Word for word, restate every line of the material.

SUPPLIED DATA ▸

+===+

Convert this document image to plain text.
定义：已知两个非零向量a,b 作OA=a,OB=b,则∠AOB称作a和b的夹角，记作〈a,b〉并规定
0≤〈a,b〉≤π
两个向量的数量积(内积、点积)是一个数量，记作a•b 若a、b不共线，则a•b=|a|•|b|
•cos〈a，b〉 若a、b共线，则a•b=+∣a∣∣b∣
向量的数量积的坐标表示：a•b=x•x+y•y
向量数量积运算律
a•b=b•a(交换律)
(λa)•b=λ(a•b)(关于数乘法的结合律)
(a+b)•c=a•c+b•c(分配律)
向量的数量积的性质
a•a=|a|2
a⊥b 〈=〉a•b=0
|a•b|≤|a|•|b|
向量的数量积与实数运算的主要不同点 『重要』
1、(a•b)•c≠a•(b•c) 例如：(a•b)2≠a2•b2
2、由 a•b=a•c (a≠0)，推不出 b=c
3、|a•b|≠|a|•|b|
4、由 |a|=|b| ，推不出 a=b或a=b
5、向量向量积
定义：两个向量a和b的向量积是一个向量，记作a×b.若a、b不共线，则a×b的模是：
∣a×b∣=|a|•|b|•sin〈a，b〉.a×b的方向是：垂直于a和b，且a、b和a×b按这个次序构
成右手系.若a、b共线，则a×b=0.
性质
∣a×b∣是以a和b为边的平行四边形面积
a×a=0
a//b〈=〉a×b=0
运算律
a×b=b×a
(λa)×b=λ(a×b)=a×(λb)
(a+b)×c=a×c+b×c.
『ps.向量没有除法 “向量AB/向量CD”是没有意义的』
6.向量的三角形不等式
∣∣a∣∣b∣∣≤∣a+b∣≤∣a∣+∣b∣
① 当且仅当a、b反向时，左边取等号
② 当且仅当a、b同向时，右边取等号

+===+

ANSWER TO THIS TASK ▸
Convert this document image to plain text.
定义：已知两个非零向量a,b 作OA=a,OB=b,则∠AOB称作a和b的夹角，记作〈a,b〉并规定
0≤〈a,b〉≤π
两个向量的数量积(内积、点积)是一个数量，记作a•b 若a、b不共线，则a•b=|a|•|b|
•cos〈a，b〉 若a、b共线，则a•b=+∣a∣∣b∣
向量的数量积的坐标表示：a•b=x•x+y•y
向量数量积运算律
a•b=b•a(交换律)
(λa)•b=λ(a•b)(关于数乘法的结合律)
(a+b)•c=a•c+b•c(分配律)
向量的数量积的性质
a•a=|a|2
a⊥b 〈=〉a•b=0
|a•b|≤|a|•|b|
向量的数量积与实数运算的主要不同点 『重要』
1、(a•b)•c≠a•(b•c) 例如：(a•b)2≠a2•b2
2、由 a•b=a•c (a≠0)，推不出 b=c
3、|a•b|≠|a|•|b|
4、由 |a|=|b| ，推不出 a=b或a=b
5、向量向量积
定义：两个向量a和b的向量积是一个向量，记作a×b.若a、b不共线，则a×b的模是：
∣a×b∣=|a|•|b|•sin〈a，b〉.a×b的方向是：垂直于a和b，且a、b和a×b按这个次序构
成右手系.若a、b共线，则a×b=0.
性质
∣a×b∣是以a和b为边的平行四边形面积
a×a=0
a//b〈=〉a×b=0
运算律
a×b=b×a
(λa)×b=λ(a×b)=a×(λb)
(a+b)×c=a×c+b×c.
『ps.向量没有除法 “向量AB/向量CD”是没有意义的』
6.向量的三角形不等式
∣∣a∣∣b∣∣≤∣a+b∣≤∣a∣+∣b∣
① 当且仅当a、b反向时，左边取等号
② 当且仅当a、b同向时，右边取等号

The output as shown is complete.